─── TASK MATERIAL

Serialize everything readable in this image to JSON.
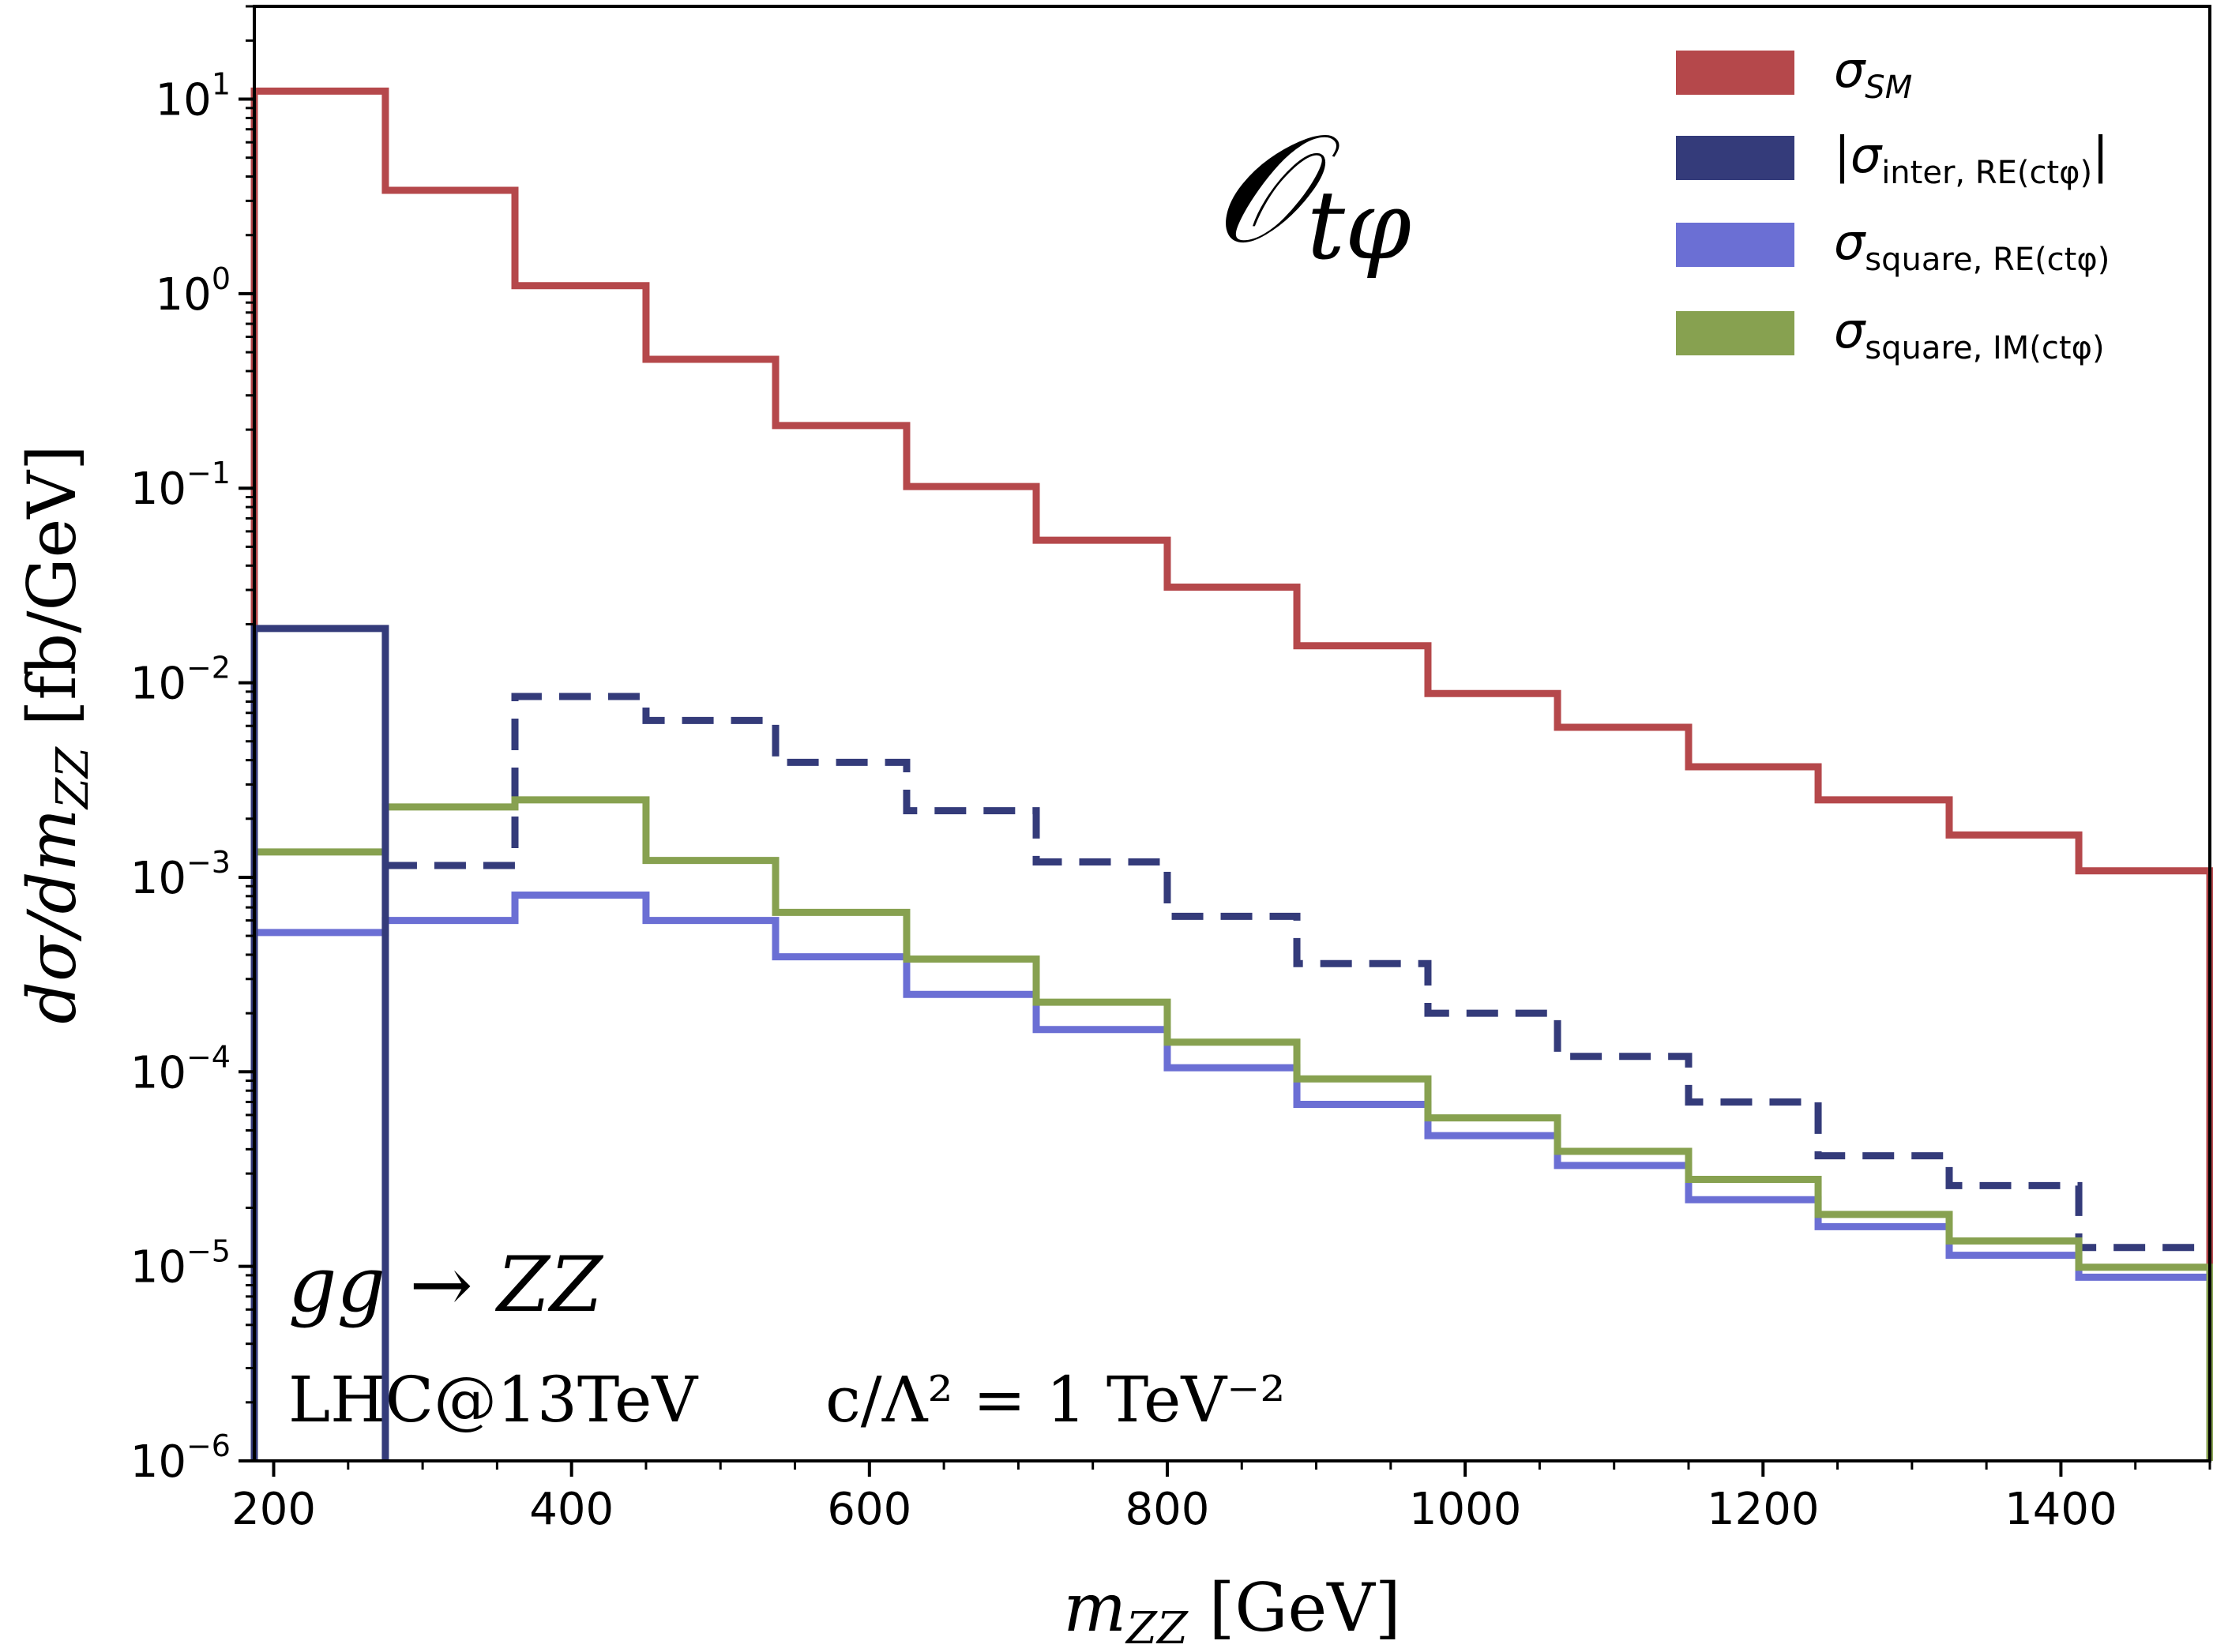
{
  "chart_data": {
    "type": "line",
    "style": "step-histogram",
    "xscale": "linear",
    "yscale": "log",
    "xlim": [
      187,
      1500
    ],
    "ylim": [
      1e-06,
      30
    ],
    "xlabel": "m_{ZZ} [GeV]",
    "ylabel": "dσ/dm_{ZZ} [fb/GeV]",
    "x_ticks": [
      200,
      400,
      600,
      800,
      1000,
      1200,
      1400
    ],
    "x_minor_step": 50,
    "y_ticks": [
      {
        "value": 1e-06,
        "base": "10",
        "exp": "−6"
      },
      {
        "value": 1e-05,
        "base": "10",
        "exp": "−5"
      },
      {
        "value": 0.0001,
        "base": "10",
        "exp": "−4"
      },
      {
        "value": 0.001,
        "base": "10",
        "exp": "−3"
      },
      {
        "value": 0.01,
        "base": "10",
        "exp": "−2"
      },
      {
        "value": 0.1,
        "base": "10",
        "exp": "−1"
      },
      {
        "value": 1,
        "base": "10",
        "exp": "0"
      },
      {
        "value": 10,
        "base": "10",
        "exp": "1"
      }
    ],
    "bin_edges": [
      187,
      275,
      362,
      450,
      537,
      625,
      712,
      800,
      887,
      975,
      1062,
      1150,
      1237,
      1325,
      1412,
      1500
    ],
    "series": [
      {
        "name": "σ_SM",
        "color": "#b5484b",
        "dash": false,
        "values": [
          11.0,
          3.4,
          1.1,
          0.46,
          0.21,
          0.102,
          0.054,
          0.031,
          0.0155,
          0.0088,
          0.0059,
          0.0037,
          0.0025,
          0.00165,
          0.00108
        ]
      },
      {
        "name": "|σ_inter, RE(ctφ)|",
        "color": "#343b7a",
        "dash": false,
        "values": [
          0.019
        ],
        "bins": [
          0
        ]
      },
      {
        "name": "|σ_inter, RE(ctφ)| (negative)",
        "color": "#343b7a",
        "dash": true,
        "values": [
          0.00115,
          0.0085,
          0.0064,
          0.0039,
          0.0022,
          0.0012,
          0.00063,
          0.00036,
          0.0002,
          0.00012,
          7e-05,
          3.7e-05,
          2.6e-05,
          1.25e-05
        ],
        "bins": [
          1,
          2,
          3,
          4,
          5,
          6,
          7,
          8,
          9,
          10,
          11,
          12,
          13,
          14
        ]
      },
      {
        "name": "σ_square, RE(ctφ)",
        "color": "#6b6fd4",
        "dash": false,
        "values": [
          0.00052,
          0.0006,
          0.00081,
          0.0006,
          0.00039,
          0.00025,
          0.000165,
          0.000105,
          6.8e-05,
          4.7e-05,
          3.3e-05,
          2.2e-05,
          1.6e-05,
          1.14e-05,
          8.8e-06
        ]
      },
      {
        "name": "σ_square, IM(ctφ)",
        "color": "#87a150",
        "dash": false,
        "values": [
          0.00135,
          0.0023,
          0.0025,
          0.00122,
          0.00066,
          0.00038,
          0.000228,
          0.000142,
          9.2e-05,
          5.8e-05,
          3.9e-05,
          2.8e-05,
          1.85e-05,
          1.35e-05,
          9.9e-06
        ]
      }
    ],
    "legend": {
      "position": "top-right",
      "entries": [
        {
          "main": "σ",
          "sub": "SM",
          "color": "#b5484b"
        },
        {
          "main": "|σ",
          "sub": "inter, RE(ctφ)",
          "suffix": "|",
          "color": "#343b7a"
        },
        {
          "main": "σ",
          "sub": "square, RE(ctφ)",
          "color": "#6b6fd4"
        },
        {
          "main": "σ",
          "sub": "square, IM(ctφ)",
          "color": "#87a150"
        }
      ]
    },
    "annotations": {
      "operator": "𝒪",
      "operator_sub": "tφ",
      "process": "gg → ZZ",
      "collider": "LHC@13TeV",
      "coupling": "c/Λ² = 1 TeV⁻²"
    },
    "title": ""
  }
}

──────

• **EXERCISE OBJECTIVE**: Tally how many lines of the data include the word "color". Write the number and nothing else.

• **TASK ANSWER**: 9